(Records from a collection of figures)
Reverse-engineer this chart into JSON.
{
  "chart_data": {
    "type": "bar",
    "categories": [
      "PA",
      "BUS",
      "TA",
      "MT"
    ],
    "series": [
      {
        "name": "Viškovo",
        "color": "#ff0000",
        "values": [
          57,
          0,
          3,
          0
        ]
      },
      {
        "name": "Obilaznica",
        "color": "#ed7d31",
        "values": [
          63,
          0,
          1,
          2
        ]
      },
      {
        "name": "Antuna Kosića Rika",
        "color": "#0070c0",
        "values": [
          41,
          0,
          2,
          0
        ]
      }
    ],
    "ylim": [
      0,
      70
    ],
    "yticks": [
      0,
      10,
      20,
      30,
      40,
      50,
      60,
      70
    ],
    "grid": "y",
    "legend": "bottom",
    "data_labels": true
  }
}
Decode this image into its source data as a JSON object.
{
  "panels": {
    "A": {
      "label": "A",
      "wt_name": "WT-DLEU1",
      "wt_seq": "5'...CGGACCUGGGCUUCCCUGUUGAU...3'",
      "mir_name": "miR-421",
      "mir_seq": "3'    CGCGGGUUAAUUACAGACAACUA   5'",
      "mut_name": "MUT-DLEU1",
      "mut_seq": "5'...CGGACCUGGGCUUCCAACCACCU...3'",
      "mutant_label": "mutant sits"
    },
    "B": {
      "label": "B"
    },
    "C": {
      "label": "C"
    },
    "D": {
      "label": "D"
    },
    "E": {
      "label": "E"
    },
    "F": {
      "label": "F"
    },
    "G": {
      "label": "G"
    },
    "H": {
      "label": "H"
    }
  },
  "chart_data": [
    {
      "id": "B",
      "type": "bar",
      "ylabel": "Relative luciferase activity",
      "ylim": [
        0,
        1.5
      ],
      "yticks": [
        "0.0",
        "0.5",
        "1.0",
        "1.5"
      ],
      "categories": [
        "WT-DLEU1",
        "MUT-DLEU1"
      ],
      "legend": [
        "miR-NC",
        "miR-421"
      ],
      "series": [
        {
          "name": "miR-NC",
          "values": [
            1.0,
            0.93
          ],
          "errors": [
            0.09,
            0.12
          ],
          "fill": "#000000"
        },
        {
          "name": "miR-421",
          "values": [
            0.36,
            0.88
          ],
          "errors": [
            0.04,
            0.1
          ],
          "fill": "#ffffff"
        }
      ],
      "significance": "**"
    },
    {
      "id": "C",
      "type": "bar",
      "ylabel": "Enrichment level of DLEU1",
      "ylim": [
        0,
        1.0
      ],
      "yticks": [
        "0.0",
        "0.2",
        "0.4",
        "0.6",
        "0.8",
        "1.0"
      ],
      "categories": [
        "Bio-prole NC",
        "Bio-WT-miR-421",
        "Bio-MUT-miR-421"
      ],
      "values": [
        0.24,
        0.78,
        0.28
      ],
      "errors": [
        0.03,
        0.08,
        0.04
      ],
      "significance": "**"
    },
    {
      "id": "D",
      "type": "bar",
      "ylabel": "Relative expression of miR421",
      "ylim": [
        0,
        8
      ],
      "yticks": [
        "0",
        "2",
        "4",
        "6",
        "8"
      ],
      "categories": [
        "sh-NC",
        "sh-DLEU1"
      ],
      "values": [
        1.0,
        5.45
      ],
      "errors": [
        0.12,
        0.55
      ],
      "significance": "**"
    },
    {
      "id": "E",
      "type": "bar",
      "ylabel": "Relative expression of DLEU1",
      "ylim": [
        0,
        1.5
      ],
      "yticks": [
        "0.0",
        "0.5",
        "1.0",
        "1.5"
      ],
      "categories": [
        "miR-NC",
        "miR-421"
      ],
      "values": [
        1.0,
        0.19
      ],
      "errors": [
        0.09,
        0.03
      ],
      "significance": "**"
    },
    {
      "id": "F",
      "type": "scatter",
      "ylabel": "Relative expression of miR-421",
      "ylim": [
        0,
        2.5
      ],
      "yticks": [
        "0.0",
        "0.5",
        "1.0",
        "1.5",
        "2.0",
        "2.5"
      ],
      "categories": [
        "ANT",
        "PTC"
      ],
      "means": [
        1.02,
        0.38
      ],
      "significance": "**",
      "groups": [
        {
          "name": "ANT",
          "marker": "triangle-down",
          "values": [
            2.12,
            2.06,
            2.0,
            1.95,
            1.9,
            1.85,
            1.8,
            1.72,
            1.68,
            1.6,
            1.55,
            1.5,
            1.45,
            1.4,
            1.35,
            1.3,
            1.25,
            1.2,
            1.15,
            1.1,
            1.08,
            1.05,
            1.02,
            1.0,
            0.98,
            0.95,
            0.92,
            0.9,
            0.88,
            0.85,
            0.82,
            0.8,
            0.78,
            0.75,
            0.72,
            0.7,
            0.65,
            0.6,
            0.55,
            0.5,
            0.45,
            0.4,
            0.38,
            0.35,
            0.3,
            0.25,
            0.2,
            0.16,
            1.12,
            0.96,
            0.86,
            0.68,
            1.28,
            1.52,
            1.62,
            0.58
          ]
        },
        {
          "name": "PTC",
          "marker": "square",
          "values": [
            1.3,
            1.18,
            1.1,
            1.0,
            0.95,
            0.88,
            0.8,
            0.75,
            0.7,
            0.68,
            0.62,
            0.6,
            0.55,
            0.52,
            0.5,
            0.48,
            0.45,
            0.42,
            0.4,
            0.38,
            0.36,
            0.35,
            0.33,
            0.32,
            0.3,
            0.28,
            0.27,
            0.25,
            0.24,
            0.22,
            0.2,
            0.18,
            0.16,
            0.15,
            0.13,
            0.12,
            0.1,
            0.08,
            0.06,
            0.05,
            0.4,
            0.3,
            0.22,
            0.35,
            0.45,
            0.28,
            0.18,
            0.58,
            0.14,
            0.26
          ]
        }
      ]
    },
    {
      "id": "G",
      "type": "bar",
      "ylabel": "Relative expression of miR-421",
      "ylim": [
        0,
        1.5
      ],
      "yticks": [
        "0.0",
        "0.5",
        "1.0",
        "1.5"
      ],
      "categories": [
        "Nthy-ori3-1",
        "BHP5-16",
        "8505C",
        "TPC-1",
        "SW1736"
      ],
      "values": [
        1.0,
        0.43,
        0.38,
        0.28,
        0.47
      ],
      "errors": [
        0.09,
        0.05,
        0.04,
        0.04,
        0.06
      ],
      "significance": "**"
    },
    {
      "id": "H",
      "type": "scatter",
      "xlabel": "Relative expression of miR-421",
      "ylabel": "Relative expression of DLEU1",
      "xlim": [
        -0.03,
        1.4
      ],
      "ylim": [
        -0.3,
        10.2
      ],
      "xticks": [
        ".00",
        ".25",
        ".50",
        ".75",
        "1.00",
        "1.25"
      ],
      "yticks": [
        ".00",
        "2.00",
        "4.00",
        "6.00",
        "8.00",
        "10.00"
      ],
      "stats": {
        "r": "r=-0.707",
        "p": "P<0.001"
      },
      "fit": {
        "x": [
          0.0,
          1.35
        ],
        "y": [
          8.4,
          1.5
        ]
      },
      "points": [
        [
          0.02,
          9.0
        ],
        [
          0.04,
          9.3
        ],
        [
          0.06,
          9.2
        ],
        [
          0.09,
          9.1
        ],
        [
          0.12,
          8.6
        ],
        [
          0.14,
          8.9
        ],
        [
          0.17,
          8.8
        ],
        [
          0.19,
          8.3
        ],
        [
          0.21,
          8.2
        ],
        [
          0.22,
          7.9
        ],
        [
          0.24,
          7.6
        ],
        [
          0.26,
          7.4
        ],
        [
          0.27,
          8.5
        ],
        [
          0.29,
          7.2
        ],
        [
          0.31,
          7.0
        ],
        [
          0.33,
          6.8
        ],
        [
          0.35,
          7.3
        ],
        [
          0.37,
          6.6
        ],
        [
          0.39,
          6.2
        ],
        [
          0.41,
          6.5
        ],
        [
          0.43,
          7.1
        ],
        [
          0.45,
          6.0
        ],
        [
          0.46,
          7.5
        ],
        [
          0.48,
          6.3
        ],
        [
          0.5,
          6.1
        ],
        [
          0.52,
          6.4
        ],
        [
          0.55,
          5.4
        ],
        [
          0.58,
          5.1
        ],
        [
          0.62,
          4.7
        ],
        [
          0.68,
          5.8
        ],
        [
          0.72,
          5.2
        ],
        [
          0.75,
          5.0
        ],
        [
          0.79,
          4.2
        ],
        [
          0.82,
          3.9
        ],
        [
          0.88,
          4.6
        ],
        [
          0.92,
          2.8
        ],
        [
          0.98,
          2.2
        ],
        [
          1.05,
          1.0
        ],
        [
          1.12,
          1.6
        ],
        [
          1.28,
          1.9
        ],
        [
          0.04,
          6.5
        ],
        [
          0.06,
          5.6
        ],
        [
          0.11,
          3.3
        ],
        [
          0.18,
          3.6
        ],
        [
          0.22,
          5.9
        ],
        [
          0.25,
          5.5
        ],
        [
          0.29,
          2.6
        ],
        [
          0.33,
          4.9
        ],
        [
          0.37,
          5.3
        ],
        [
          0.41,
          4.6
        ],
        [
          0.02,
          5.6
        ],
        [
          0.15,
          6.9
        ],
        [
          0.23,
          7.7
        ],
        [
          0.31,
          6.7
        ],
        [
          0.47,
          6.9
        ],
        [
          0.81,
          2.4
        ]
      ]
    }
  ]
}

The task
Count how many lines in the data above hold the string "marker", and give the number with no other words.

Answer to the exercise
2